==== MATERIAL TO PROCESS ====

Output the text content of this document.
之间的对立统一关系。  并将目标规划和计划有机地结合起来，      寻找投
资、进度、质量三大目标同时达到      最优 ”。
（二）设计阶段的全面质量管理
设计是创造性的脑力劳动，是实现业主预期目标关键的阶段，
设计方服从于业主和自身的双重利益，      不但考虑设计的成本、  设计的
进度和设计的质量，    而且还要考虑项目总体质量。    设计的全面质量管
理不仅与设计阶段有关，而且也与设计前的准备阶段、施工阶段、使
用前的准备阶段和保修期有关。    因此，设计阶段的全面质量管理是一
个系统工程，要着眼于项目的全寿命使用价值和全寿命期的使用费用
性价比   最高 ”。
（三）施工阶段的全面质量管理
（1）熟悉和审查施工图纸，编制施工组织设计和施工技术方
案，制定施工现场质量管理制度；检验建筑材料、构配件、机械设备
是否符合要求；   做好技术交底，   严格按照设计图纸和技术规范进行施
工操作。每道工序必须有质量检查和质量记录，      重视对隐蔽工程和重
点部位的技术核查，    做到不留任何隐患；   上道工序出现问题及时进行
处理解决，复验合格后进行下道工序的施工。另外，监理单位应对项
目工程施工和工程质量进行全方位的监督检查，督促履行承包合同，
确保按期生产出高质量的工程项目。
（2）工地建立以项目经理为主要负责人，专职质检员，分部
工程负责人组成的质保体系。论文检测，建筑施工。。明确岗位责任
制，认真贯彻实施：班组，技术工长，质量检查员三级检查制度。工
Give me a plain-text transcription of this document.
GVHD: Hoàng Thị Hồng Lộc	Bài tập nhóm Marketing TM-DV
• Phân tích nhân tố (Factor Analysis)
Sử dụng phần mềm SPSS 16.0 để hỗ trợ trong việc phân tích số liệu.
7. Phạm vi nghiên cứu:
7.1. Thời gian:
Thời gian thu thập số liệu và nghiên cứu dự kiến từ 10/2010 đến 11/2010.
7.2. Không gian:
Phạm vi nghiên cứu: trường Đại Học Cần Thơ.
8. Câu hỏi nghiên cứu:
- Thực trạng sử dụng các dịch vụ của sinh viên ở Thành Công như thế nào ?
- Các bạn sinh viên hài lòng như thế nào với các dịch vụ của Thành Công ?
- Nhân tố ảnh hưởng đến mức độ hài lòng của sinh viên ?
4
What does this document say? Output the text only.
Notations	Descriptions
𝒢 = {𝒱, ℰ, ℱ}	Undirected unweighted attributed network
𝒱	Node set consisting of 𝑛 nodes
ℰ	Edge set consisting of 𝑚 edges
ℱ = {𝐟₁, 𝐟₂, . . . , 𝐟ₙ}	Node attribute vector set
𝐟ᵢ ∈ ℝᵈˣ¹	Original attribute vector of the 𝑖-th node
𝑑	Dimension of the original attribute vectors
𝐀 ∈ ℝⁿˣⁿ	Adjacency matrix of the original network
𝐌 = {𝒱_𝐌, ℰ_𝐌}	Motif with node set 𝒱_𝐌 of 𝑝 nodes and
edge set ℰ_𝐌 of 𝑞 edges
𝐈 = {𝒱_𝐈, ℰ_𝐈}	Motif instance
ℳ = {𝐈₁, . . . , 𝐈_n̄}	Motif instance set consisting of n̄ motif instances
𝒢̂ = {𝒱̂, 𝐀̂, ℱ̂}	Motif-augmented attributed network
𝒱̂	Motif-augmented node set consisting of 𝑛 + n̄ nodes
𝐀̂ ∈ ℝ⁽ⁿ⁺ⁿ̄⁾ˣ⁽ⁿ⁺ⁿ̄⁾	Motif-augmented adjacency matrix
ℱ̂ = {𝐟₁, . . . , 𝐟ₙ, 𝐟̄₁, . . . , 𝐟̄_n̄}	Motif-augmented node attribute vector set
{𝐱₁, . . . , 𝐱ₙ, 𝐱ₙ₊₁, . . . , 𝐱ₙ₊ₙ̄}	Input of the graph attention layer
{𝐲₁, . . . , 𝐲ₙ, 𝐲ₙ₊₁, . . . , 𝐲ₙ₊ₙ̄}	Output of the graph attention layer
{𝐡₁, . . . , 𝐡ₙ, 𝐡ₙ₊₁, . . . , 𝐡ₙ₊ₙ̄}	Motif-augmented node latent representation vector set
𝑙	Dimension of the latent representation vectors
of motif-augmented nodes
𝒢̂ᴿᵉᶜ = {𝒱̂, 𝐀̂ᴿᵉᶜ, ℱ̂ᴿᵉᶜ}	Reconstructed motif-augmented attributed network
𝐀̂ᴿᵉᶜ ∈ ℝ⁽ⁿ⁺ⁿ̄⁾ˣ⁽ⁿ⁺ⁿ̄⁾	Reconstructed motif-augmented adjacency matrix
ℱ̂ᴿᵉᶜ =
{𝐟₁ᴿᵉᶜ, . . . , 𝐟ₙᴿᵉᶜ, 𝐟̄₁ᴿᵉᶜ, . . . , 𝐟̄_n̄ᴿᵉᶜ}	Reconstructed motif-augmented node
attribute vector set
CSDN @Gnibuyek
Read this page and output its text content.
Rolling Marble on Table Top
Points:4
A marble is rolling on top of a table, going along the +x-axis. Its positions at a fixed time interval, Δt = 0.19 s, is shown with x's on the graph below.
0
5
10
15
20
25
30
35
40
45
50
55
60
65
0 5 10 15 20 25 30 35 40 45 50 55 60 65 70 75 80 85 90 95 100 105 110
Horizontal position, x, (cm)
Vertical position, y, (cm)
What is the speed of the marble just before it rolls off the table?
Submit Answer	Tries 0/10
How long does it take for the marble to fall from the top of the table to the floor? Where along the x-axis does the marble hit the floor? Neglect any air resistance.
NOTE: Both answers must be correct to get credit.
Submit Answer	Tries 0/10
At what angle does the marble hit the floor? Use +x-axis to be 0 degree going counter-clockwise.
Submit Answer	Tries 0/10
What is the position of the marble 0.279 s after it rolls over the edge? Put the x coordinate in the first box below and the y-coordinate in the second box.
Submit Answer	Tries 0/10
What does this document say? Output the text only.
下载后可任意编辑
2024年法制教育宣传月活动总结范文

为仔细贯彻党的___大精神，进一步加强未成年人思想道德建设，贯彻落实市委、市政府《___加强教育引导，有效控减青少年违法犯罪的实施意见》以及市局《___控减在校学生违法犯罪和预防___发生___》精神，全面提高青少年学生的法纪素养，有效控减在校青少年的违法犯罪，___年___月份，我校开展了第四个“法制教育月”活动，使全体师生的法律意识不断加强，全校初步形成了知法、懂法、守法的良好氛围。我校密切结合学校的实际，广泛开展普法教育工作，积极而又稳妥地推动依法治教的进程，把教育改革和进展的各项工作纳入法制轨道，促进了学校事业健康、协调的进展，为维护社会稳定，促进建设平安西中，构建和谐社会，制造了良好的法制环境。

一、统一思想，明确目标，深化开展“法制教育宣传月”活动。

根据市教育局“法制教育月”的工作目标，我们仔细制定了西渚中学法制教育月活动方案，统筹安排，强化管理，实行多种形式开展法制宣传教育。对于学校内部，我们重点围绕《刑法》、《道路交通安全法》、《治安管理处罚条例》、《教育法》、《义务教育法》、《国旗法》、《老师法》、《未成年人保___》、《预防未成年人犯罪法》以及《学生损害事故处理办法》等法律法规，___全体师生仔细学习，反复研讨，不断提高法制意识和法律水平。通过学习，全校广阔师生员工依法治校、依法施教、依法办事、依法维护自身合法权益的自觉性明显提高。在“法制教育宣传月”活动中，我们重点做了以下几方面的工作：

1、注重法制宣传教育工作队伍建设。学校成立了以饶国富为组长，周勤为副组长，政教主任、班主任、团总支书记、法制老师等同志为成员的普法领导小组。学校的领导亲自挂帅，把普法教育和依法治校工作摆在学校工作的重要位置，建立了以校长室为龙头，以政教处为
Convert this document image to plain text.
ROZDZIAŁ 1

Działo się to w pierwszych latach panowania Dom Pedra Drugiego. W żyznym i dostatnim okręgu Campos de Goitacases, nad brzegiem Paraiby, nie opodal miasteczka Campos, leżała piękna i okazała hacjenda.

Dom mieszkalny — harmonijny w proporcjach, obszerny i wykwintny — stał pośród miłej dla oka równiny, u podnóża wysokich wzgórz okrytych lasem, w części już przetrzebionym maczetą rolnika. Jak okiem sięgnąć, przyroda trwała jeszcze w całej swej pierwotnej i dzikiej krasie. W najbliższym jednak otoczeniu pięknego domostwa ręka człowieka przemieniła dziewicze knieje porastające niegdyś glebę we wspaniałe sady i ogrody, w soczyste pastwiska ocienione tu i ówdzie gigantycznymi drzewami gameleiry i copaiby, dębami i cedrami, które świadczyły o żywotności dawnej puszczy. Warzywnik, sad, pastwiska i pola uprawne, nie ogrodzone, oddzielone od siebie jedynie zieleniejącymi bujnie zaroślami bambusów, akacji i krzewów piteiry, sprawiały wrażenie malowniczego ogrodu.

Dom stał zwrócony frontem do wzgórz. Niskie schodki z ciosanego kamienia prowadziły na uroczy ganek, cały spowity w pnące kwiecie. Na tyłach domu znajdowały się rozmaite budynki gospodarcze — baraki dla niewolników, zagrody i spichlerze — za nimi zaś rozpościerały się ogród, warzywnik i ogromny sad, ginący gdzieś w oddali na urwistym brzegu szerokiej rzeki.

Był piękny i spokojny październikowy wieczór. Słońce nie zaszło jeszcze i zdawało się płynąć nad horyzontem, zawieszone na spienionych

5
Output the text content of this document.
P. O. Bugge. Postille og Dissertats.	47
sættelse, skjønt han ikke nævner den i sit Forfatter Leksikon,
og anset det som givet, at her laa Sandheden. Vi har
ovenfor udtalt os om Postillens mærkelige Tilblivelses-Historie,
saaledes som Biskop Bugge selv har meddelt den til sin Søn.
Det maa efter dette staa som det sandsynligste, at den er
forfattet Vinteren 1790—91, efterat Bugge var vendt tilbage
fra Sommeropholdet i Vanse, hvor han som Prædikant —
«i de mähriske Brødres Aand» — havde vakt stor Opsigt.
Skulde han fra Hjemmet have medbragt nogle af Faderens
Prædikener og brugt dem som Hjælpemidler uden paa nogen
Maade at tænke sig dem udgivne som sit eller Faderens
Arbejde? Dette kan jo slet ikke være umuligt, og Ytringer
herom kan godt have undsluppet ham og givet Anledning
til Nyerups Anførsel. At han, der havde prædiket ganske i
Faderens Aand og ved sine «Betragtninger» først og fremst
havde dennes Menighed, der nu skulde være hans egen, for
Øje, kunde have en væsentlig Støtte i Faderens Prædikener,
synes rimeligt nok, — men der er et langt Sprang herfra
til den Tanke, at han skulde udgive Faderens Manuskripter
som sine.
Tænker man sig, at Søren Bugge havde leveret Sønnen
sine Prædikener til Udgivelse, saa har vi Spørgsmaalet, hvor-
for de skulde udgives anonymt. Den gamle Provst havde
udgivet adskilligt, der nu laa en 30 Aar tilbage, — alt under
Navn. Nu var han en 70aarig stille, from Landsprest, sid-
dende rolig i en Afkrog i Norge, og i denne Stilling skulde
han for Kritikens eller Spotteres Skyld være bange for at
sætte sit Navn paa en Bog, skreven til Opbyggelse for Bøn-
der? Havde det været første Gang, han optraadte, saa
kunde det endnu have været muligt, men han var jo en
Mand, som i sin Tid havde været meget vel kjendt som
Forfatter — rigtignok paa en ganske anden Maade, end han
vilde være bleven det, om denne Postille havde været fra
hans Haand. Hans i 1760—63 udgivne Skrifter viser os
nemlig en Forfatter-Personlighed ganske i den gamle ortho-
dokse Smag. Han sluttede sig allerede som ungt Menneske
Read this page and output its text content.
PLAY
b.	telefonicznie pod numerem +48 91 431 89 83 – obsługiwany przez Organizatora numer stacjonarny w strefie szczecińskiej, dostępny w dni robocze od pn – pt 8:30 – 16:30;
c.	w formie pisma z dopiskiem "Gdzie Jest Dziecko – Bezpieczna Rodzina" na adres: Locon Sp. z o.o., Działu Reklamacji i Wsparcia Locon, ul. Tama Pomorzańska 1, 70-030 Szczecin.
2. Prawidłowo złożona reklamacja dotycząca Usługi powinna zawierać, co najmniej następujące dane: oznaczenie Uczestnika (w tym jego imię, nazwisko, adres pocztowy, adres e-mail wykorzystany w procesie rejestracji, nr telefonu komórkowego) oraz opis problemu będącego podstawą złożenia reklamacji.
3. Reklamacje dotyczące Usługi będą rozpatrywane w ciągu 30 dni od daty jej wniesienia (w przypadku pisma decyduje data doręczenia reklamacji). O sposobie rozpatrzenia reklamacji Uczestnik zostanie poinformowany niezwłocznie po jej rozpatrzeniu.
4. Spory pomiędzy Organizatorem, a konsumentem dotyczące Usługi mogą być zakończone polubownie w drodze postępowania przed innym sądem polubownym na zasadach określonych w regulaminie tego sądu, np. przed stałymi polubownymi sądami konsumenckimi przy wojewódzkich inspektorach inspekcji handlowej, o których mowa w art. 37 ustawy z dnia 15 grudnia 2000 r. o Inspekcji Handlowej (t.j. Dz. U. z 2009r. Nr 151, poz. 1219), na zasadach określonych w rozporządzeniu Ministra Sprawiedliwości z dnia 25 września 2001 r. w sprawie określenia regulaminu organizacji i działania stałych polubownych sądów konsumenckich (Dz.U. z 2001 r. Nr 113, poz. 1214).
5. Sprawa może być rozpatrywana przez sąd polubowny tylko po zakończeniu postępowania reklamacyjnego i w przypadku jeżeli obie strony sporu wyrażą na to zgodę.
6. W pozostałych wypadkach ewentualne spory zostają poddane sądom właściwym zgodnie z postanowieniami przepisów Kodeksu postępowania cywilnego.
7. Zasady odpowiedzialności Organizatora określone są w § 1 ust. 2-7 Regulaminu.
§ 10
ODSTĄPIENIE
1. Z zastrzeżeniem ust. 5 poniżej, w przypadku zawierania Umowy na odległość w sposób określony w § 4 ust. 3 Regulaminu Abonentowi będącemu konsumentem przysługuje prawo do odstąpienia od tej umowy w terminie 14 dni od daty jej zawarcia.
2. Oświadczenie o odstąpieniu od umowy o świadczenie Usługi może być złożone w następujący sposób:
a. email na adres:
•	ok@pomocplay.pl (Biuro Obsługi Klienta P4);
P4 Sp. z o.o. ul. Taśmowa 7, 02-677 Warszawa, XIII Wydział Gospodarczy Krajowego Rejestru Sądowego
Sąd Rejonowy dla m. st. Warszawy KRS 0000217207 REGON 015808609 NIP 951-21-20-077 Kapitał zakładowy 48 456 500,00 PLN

====

Write out every line of the entries that holds the word "udgivne".

• EXERCISE ANSWER:
Maade at tænke sig dem udgivne som sit eller Faderens
hans Haand. Hans i 1760—63 udgivne Skrifter viser os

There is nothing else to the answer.